* [PROMPT] Every line below must be reproduced exactly. Copy them all.

* [LISTING]
════

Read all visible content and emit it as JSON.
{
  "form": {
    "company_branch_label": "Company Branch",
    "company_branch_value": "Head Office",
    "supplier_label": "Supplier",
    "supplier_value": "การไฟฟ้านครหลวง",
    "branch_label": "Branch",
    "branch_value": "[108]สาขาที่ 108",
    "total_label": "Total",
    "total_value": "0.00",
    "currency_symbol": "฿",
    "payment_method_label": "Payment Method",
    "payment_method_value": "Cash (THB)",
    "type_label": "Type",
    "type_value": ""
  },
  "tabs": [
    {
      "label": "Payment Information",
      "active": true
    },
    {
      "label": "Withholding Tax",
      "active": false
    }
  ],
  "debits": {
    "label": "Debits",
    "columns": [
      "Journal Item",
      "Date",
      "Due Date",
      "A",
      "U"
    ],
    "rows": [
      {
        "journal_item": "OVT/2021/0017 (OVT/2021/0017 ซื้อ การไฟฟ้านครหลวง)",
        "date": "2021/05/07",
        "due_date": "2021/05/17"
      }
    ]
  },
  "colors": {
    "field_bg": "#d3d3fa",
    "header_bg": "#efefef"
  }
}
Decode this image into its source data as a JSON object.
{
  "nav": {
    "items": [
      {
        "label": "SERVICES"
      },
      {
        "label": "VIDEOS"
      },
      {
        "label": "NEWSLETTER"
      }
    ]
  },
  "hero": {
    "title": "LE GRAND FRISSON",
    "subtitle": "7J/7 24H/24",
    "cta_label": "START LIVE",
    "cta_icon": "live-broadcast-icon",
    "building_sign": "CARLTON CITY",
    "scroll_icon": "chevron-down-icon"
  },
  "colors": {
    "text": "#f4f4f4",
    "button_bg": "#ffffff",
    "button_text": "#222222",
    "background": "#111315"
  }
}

════

* [RESULT]
Read all visible content and emit it as JSON.
{
  "form": {
    "company_branch_label": "Company Branch",
    "company_branch_value": "Head Office",
    "supplier_label": "Supplier",
    "supplier_value": "การไฟฟ้านครหลวง",
    "branch_label": "Branch",
    "branch_value": "[108]สาขาที่ 108",
    "total_label": "Total",
    "total_value": "0.00",
    "currency_symbol": "฿",
    "payment_method_label": "Payment Method",
    "payment_method_value": "Cash (THB)",
    "type_label": "Type",
    "type_value": ""
  },
  "tabs": [
    {
      "label": "Payment Information",
      "active": true
    },
    {
      "label": "Withholding Tax",
      "active": false
    }
  ],
  "debits": {
    "label": "Debits",
    "columns": [
      "Journal Item",
      "Date",
      "Due Date",
      "A",
      "U"
    ],
    "rows": [
      {
        "journal_item": "OVT/2021/0017 (OVT/2021/0017 ซื้อ การไฟฟ้านครหลวง)",
        "date": "2021/05/07",
        "due_date": "2021/05/17"
      }
    ]
  },
  "colors": {
    "field_bg": "#d3d3fa",
    "header_bg": "#efefef"
  }
}
Decode this image into its source data as a JSON object.
{
  "nav": {
    "items": [
      {
        "label": "SERVICES"
      },
      {
        "label": "VIDEOS"
      },
      {
        "label": "NEWSLETTER"
      }
    ]
  },
  "hero": {
    "title": "LE GRAND FRISSON",
    "subtitle": "7J/7 24H/24",
    "cta_label": "START LIVE",
    "cta_icon": "live-broadcast-icon",
    "building_sign": "CARLTON CITY",
    "scroll_icon": "chevron-down-icon"
  },
  "colors": {
    "text": "#f4f4f4",
    "button_bg": "#ffffff",
    "button_text": "#222222",
    "background": "#111315"
  }
}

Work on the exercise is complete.